*WHAT YOU NEED TO DO*
Transcribe the listing below word for word.

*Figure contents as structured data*
'''
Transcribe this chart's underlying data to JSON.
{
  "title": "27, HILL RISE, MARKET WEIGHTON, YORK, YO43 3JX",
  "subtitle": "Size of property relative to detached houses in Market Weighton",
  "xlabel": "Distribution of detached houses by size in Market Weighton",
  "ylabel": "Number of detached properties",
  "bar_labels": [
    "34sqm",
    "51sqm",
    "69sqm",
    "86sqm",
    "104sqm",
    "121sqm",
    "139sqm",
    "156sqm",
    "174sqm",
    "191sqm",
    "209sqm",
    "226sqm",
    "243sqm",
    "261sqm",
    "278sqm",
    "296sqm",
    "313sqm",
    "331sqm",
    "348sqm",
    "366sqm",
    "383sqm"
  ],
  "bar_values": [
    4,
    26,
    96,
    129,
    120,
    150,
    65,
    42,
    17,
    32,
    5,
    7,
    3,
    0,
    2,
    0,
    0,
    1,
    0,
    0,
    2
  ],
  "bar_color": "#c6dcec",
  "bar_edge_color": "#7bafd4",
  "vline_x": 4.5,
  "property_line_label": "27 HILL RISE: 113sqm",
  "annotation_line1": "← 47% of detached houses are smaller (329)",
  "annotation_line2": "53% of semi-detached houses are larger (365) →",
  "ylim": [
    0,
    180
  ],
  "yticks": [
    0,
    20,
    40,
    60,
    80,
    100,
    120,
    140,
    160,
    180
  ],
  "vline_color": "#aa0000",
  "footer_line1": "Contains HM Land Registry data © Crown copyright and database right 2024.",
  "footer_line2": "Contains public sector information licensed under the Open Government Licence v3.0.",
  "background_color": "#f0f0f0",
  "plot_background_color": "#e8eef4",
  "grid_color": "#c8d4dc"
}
'''
*ANSWER IN FULL*
Transcribe this chart's underlying data to JSON.
{
  "title": "27, HILL RISE, MARKET WEIGHTON, YORK, YO43 3JX",
  "subtitle": "Size of property relative to detached houses in Market Weighton",
  "xlabel": "Distribution of detached houses by size in Market Weighton",
  "ylabel": "Number of detached properties",
  "bar_labels": [
    "34sqm",
    "51sqm",
    "69sqm",
    "86sqm",
    "104sqm",
    "121sqm",
    "139sqm",
    "156sqm",
    "174sqm",
    "191sqm",
    "209sqm",
    "226sqm",
    "243sqm",
    "261sqm",
    "278sqm",
    "296sqm",
    "313sqm",
    "331sqm",
    "348sqm",
    "366sqm",
    "383sqm"
  ],
  "bar_values": [
    4,
    26,
    96,
    129,
    120,
    150,
    65,
    42,
    17,
    32,
    5,
    7,
    3,
    0,
    2,
    0,
    0,
    1,
    0,
    0,
    2
  ],
  "bar_color": "#c6dcec",
  "bar_edge_color": "#7bafd4",
  "vline_x": 4.5,
  "property_line_label": "27 HILL RISE: 113sqm",
  "annotation_line1": "← 47% of detached houses are smaller (329)",
  "annotation_line2": "53% of semi-detached houses are larger (365) →",
  "ylim": [
    0,
    180
  ],
  "yticks": [
    0,
    20,
    40,
    60,
    80,
    100,
    120,
    140,
    160,
    180
  ],
  "vline_color": "#aa0000",
  "footer_line1": "Contains HM Land Registry data © Crown copyright and database right 2024.",
  "footer_line2": "Contains public sector information licensed under the Open Government Licence v3.0.",
  "background_color": "#f0f0f0",
  "plot_background_color": "#e8eef4",
  "grid_color": "#c8d4dc"
}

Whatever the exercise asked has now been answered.